-- Start of Provided entries --

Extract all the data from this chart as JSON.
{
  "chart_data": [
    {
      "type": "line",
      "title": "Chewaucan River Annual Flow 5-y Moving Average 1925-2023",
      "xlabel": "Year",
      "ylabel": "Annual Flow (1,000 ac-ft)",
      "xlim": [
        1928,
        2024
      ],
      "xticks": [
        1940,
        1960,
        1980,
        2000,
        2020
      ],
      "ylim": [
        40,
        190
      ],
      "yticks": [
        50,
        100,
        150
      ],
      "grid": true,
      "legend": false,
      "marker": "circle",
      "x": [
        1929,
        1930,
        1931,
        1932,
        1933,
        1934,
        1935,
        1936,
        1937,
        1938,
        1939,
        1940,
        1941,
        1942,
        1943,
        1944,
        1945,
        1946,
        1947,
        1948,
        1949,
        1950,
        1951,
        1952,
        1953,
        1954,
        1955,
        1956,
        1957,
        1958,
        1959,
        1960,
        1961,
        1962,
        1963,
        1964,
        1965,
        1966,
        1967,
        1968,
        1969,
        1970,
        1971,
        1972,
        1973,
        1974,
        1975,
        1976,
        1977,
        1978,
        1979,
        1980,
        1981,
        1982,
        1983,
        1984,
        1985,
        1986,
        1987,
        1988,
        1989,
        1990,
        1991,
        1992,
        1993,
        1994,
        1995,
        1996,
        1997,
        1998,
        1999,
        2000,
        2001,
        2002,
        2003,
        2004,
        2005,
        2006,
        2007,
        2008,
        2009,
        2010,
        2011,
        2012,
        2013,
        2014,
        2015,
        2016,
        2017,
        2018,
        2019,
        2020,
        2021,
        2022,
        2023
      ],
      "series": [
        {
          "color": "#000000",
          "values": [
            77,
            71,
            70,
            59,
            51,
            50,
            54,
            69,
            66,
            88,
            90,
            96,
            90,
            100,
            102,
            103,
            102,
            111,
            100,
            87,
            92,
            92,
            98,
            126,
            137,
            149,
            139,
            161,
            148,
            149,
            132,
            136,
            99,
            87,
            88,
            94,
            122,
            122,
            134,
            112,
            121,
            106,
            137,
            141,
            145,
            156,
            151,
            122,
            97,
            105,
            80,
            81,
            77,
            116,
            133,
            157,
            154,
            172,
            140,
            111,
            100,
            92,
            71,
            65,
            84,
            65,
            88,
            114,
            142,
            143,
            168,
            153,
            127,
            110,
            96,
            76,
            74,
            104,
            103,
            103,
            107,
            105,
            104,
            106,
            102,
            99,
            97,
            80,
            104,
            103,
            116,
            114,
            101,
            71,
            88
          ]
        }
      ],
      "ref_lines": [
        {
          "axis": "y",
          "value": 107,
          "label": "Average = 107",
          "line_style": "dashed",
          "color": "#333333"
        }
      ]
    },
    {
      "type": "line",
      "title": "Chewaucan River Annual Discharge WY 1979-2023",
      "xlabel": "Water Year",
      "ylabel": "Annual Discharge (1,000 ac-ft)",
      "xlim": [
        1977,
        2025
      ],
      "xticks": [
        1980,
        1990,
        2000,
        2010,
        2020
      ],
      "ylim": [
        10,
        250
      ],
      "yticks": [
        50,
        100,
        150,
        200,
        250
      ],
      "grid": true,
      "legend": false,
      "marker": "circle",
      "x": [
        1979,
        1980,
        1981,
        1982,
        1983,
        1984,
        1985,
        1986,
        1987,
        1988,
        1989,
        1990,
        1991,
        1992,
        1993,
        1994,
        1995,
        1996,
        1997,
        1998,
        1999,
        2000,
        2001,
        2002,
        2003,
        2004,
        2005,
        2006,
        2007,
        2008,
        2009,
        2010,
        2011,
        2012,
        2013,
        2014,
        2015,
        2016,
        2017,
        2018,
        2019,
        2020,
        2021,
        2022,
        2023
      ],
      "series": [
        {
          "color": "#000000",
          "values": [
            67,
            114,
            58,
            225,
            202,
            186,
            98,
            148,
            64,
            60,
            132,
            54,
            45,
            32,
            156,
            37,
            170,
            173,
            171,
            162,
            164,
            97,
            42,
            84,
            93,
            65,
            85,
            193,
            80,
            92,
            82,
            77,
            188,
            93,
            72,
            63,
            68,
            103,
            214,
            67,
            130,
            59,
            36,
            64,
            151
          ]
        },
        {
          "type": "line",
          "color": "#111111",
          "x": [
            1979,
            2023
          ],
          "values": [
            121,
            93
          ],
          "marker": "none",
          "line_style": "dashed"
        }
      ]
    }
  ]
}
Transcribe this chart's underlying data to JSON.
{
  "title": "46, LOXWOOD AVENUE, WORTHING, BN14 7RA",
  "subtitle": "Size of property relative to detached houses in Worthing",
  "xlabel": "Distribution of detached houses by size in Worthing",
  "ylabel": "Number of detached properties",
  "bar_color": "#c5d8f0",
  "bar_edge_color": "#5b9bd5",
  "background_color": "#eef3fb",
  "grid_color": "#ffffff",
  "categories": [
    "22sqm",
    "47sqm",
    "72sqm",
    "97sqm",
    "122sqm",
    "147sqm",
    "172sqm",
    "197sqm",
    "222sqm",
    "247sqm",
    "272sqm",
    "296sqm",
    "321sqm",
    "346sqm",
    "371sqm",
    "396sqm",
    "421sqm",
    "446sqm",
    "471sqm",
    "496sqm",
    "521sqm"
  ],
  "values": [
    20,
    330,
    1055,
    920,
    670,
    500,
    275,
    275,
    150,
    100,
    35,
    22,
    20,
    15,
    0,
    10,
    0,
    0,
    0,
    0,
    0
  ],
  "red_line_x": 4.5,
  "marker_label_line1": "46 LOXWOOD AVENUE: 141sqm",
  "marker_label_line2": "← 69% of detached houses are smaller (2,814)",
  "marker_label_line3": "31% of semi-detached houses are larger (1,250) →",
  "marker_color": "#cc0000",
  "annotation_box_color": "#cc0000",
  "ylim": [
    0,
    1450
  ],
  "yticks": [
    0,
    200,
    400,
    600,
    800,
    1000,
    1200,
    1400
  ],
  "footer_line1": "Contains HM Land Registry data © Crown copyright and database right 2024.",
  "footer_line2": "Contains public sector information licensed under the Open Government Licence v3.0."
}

-- End of Provided entries --

* _Required task_:
Using the listing above, list every line in which the string "AVENUE" occurs.

* _Task output_:
  "title": "46, LOXWOOD AVENUE, WORTHING, BN14 7RA",
  "marker_label_line1": "46 LOXWOOD AVENUE: 141sqm",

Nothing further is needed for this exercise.